### [Information supplied]
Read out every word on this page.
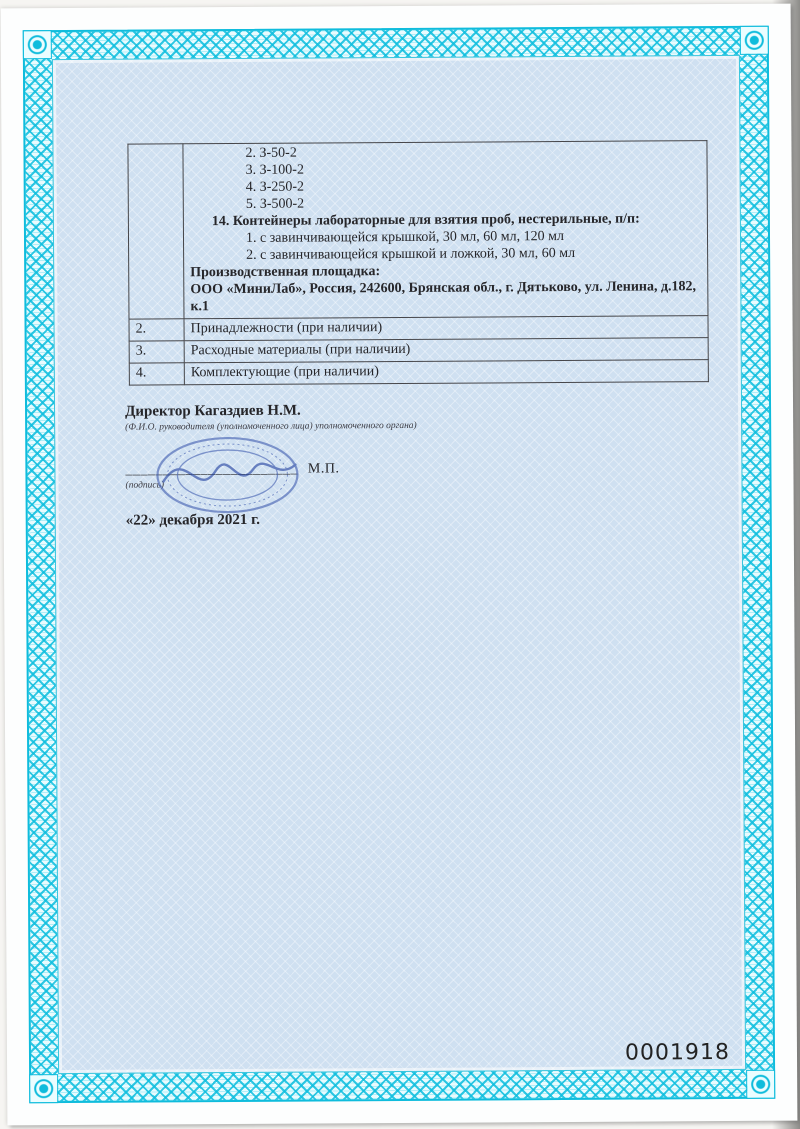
2. З-50-2
3. З-100-2
4. З-250-2
5. З-500-2
14. Контейнеры лабораторные для взятия проб, нестерильные, п/п:
1. с завинчивающейся крышкой, 30 мл, 60 мл, 120 мл
2. с завинчивающейся крышкой и ложкой, 30 мл, 60 мл
Производственная площадка:
ООО «МиниЛаб», Россия, 242600, Брянская обл., г. Дятьково, ул. Ленина, д.182, к.1

2.	Принадлежности (при наличии)
3.	Расходные материалы (при наличии)
4.	Комплектующие (при наличии)
Директор Кагаздиев Н.М.
(Ф.И.О. руководителя (уполномоченного лица) уполномоченного органа)
_______________________ М.П.
(подпись)
«22» декабря 2021 г.
0001918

### [The task]
Using the data above, write out every line exactly, leaving the images behind.

### [Right answer]
Read out every word on this page.
2. З-50-2
3. З-100-2
4. З-250-2
5. З-500-2
14. Контейнеры лабораторные для взятия проб, нестерильные, п/п:
1. с завинчивающейся крышкой, 30 мл, 60 мл, 120 мл
2. с завинчивающейся крышкой и ложкой, 30 мл, 60 мл
Производственная площадка:
ООО «МиниЛаб», Россия, 242600, Брянская обл., г. Дятьково, ул. Ленина, д.182, к.1

2.	Принадлежности (при наличии)
3.	Расходные материалы (при наличии)
4.	Комплектующие (при наличии)
Директор Кагаздиев Н.М.
(Ф.И.О. руководителя (уполномоченного лица) уполномоченного органа)
_______________________ М.П.
(подпись)
«22» декабря 2021 г.
0001918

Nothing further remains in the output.